▶ **Exercise description**
Emit only the lines from the line containing "Transcribe this image's" through the last line of the entries, unchanged.

▶ **Data section**
+--

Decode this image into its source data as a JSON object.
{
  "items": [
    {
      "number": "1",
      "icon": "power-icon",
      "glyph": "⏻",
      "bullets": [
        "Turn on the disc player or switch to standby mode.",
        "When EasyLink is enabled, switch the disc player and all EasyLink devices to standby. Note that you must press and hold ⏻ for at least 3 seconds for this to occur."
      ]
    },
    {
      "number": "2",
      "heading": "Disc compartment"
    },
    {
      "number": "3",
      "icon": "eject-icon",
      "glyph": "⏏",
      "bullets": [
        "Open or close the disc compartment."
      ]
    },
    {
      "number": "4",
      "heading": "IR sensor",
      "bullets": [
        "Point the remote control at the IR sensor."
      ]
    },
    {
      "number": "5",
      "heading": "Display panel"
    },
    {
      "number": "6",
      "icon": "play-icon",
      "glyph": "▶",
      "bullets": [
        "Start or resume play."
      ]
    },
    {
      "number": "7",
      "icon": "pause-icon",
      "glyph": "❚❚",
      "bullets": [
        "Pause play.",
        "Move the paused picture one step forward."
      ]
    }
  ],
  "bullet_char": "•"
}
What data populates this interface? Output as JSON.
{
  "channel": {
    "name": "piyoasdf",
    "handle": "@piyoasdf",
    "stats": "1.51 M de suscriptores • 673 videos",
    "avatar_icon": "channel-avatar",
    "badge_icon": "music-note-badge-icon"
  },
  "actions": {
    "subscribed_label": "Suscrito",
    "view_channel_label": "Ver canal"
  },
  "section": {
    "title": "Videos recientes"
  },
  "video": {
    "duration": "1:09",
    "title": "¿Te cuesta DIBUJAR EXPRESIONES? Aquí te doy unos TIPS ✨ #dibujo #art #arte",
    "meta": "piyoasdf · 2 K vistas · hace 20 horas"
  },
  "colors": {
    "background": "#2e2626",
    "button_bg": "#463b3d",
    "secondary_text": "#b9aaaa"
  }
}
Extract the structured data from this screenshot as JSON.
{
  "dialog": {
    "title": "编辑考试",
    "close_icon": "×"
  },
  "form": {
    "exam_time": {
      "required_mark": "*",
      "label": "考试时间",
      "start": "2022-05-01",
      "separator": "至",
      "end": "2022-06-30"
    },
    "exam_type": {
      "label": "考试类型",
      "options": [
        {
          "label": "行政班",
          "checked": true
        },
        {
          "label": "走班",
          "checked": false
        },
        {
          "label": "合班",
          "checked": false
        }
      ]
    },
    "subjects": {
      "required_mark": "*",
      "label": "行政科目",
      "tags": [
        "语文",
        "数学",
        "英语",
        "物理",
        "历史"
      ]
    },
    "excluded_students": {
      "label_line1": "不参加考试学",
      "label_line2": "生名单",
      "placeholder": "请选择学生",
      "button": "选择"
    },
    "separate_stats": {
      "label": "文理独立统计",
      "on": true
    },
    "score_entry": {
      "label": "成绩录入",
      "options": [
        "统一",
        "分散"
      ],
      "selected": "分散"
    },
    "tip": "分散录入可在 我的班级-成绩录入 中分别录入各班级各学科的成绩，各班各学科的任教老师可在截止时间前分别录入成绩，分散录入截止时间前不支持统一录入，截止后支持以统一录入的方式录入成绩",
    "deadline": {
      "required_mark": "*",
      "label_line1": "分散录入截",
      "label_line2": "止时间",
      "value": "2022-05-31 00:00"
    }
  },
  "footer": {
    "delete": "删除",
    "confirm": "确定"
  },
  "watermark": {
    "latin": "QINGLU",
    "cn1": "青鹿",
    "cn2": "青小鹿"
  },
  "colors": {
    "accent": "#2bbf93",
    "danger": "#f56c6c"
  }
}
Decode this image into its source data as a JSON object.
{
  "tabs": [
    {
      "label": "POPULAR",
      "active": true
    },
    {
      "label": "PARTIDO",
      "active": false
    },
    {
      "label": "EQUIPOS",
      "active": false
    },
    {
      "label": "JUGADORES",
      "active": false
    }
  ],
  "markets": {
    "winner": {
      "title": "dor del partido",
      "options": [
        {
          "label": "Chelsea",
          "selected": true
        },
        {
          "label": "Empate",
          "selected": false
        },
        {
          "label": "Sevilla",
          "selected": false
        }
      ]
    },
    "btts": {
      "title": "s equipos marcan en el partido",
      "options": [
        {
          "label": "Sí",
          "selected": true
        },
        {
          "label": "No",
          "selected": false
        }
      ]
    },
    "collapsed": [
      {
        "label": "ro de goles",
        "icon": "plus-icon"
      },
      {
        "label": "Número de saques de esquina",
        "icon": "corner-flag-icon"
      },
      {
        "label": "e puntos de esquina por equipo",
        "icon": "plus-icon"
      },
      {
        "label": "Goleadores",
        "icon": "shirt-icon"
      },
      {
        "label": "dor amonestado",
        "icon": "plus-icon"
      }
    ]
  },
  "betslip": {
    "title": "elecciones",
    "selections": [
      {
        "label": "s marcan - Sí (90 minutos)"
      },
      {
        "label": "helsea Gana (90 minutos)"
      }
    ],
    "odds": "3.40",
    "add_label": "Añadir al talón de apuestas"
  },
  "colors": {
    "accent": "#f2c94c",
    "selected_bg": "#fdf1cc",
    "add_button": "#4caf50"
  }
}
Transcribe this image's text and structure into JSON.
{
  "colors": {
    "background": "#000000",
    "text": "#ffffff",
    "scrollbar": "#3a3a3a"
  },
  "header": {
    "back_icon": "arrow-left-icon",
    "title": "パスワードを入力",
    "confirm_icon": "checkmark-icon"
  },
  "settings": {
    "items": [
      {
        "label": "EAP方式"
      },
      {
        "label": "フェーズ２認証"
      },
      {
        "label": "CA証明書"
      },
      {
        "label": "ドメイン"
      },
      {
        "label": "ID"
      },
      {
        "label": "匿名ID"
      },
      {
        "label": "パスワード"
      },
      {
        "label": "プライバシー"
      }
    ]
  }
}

+--

▶ **Response below**
Transcribe this image's text and structure into JSON.
{
  "colors": {
    "background": "#000000",
    "text": "#ffffff",
    "scrollbar": "#3a3a3a"
  },
  "header": {
    "back_icon": "arrow-left-icon",
    "title": "パスワードを入力",
    "confirm_icon": "checkmark-icon"
  },
  "settings": {
    "items": [
      {
        "label": "EAP方式"
      },
      {
        "label": "フェーズ２認証"
      },
      {
        "label": "CA証明書"
      },
      {
        "label": "ドメイン"
      },
      {
        "label": "ID"
      },
      {
        "label": "匿名ID"
      },
      {
        "label": "パスワード"
      },
      {
        "label": "プライバシー"
      }
    ]
  }
}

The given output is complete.